Dataset items:
━━━━━━━━━━━━━━━━━━━━━━━━━━━━━━

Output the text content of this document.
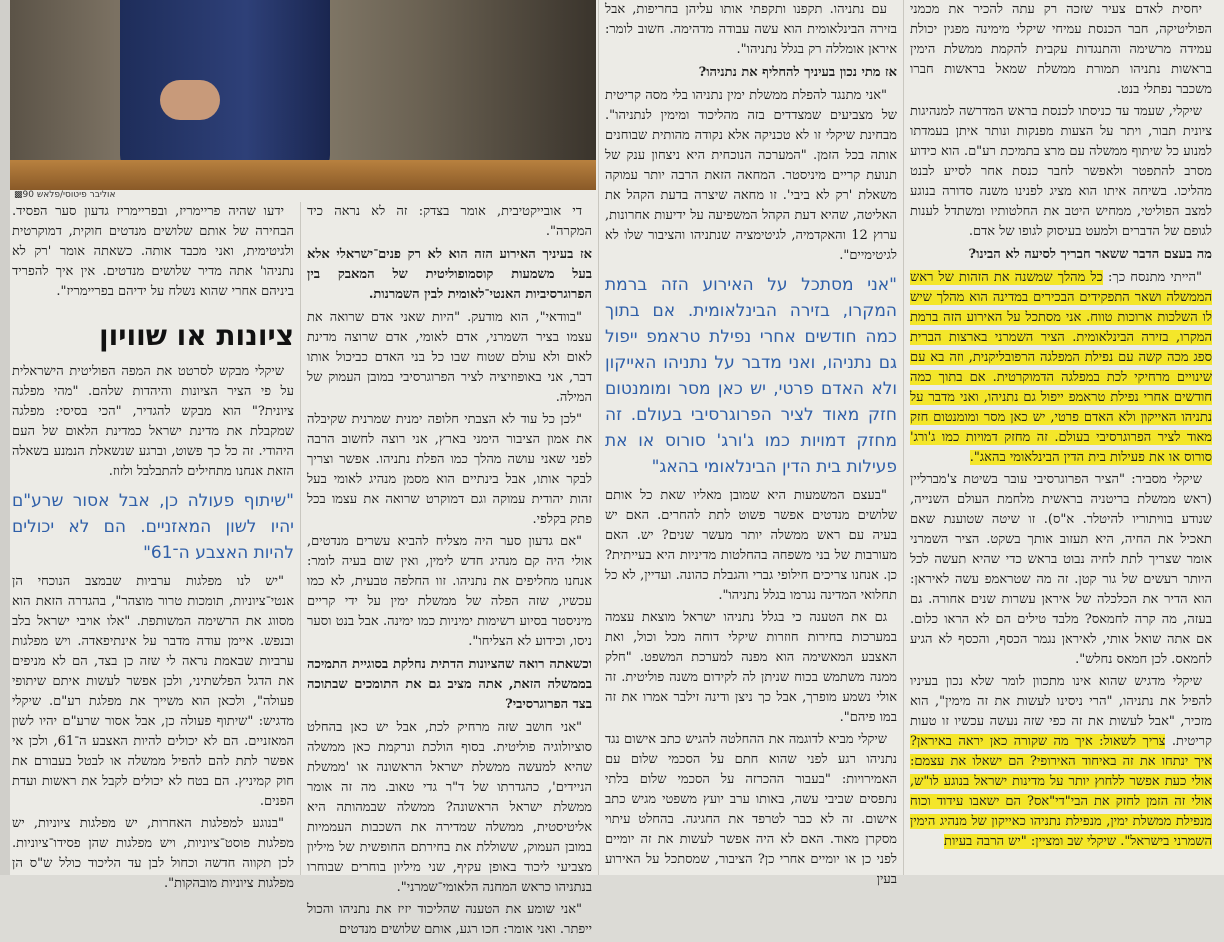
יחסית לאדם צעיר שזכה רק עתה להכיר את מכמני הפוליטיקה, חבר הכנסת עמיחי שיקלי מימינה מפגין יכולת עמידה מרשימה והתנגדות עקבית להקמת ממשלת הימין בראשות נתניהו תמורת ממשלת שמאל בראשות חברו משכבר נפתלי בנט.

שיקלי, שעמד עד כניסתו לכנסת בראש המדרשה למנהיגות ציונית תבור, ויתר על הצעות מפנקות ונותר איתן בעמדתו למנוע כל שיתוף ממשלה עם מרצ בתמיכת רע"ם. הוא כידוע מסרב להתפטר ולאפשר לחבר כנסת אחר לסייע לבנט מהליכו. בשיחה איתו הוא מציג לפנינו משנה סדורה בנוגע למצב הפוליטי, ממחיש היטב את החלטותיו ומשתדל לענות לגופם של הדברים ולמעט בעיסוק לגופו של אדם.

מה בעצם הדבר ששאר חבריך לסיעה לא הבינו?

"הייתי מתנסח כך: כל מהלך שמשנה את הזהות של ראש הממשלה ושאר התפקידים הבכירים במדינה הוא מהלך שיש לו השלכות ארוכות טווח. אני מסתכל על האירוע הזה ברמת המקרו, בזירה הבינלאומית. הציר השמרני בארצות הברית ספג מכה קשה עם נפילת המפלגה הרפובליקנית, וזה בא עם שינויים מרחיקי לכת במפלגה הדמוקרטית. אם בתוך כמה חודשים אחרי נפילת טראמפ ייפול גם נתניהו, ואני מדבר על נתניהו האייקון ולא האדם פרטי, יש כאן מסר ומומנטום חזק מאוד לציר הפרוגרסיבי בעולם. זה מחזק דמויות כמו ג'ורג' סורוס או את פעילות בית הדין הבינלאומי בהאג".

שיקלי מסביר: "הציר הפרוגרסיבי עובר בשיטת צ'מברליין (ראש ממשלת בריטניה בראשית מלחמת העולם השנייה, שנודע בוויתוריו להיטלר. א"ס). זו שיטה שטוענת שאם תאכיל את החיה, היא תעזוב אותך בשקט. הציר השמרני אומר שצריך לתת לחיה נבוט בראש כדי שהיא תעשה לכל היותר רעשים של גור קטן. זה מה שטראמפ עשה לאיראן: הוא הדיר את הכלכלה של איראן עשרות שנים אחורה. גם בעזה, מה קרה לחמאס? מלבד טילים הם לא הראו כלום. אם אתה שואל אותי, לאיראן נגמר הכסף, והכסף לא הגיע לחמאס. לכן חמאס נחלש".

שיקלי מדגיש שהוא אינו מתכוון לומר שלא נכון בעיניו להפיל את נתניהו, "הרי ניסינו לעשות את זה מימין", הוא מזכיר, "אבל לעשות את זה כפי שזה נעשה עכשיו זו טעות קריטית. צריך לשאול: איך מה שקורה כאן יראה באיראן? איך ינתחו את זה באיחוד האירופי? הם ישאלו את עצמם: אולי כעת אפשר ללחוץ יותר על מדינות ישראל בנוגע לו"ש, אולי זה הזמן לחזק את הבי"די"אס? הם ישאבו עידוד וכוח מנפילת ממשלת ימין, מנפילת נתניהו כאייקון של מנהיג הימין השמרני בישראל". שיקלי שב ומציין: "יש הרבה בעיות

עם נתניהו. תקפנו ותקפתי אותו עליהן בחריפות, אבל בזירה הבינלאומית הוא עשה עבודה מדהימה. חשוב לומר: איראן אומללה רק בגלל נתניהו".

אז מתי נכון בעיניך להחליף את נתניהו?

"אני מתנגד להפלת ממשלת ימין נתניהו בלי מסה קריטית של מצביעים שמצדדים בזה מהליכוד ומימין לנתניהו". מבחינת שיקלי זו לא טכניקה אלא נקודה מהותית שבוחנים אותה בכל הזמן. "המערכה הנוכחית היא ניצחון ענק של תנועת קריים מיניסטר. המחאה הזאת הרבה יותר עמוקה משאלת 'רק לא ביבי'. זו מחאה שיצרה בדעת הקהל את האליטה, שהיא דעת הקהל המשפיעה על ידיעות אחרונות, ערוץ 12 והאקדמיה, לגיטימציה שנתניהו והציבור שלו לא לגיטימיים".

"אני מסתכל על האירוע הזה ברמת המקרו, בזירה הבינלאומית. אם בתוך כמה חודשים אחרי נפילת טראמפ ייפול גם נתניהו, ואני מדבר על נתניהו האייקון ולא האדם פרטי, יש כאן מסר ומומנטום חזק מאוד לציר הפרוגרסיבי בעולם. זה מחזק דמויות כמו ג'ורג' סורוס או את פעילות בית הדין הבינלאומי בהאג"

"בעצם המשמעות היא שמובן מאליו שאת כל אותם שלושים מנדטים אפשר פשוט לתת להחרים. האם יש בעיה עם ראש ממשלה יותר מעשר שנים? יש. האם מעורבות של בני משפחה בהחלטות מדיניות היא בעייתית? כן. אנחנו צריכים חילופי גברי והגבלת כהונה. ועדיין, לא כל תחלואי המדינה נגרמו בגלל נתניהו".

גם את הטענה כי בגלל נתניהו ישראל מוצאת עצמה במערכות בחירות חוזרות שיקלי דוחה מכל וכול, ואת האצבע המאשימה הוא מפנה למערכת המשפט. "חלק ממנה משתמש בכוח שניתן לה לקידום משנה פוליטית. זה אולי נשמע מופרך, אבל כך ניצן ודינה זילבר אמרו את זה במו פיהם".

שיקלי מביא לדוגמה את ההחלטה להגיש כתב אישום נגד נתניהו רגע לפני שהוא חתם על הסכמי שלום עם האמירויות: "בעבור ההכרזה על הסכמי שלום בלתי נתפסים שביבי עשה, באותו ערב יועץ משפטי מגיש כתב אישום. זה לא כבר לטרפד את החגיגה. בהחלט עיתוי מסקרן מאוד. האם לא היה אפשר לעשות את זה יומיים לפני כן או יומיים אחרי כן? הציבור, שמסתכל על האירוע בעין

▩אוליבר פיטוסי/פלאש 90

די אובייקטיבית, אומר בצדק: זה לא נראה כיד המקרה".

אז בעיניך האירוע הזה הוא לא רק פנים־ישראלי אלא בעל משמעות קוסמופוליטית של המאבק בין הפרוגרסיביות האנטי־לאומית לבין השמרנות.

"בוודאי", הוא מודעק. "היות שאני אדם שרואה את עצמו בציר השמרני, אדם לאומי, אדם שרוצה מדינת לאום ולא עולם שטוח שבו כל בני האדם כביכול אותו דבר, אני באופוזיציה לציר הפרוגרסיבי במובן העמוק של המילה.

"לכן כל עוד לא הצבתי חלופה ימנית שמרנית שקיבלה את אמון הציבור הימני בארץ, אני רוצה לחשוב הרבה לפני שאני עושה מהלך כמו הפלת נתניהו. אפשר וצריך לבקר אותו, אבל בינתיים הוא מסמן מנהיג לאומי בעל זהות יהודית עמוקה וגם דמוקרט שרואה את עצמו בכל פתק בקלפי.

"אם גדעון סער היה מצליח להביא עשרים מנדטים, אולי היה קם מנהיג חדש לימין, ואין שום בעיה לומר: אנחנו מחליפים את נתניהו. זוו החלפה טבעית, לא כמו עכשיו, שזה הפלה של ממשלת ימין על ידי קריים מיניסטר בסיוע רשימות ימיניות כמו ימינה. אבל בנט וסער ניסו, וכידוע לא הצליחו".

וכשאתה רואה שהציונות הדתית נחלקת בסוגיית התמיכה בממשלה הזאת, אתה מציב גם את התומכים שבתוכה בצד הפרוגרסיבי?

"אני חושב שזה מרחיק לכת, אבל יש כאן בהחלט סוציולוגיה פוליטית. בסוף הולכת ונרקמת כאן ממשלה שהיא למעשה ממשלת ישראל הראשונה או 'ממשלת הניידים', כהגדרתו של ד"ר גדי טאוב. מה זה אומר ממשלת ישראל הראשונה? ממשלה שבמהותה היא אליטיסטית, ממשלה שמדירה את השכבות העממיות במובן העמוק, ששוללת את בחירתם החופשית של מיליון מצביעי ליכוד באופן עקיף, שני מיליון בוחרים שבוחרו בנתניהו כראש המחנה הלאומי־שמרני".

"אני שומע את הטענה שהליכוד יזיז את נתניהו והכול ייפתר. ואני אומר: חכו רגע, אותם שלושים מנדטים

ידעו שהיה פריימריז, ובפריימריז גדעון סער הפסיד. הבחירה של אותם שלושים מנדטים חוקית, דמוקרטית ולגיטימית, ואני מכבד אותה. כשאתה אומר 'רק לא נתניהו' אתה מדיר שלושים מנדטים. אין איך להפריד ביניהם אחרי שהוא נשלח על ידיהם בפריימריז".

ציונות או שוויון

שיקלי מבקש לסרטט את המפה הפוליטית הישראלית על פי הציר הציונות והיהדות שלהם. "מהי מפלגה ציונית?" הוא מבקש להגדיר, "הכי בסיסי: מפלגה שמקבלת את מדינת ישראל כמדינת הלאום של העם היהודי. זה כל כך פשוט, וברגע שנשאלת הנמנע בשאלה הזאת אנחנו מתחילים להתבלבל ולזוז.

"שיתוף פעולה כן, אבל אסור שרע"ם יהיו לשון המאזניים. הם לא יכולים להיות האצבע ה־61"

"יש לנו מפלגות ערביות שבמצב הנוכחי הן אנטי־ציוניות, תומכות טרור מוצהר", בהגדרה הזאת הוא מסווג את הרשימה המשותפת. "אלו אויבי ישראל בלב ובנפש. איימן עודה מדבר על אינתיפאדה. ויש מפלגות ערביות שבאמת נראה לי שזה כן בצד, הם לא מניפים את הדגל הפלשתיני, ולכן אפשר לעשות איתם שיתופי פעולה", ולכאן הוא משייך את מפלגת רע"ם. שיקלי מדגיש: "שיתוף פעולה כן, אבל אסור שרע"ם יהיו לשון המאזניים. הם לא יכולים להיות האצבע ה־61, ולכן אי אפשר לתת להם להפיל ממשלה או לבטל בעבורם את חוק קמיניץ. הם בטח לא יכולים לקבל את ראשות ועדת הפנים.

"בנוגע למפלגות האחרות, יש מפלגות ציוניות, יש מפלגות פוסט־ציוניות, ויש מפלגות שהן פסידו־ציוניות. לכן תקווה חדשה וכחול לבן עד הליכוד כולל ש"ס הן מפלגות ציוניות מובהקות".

━━━━━━━━━━━━━━━━━━━━━━━━━━━━━━

▶ Required work: Filter the data for the string "גדעון" and copy every line that has it.

▶ Complete output:
"אם גדעון סער היה מצליח להביא עשרים מנדטים, אולי היה קם מנהיג חדש לימין, ואין שום בעיה לומר: אנחנו מחליפים את נתניהו. זוו החלפה טבעית, לא כמו עכשיו, שזה הפלה של ממשלת ימין על ידי קריים מיניסטר בסיוע רשימות ימיניות כמו ימינה. אבל בנט וסער ניסו, וכידוע לא הצליחו".
ידעו שהיה פריימריז, ובפריימריז גדעון סער הפסיד. הבחירה של אותם שלושים מנדטים חוקית, דמוקרטית ולגיטימית, ואני מכבד אותה. כשאתה אומר 'רק לא נתניהו' אתה מדיר שלושים מנדטים. אין איך להפריד ביניהם אחרי שהוא נשלח על ידיהם בפריימריז".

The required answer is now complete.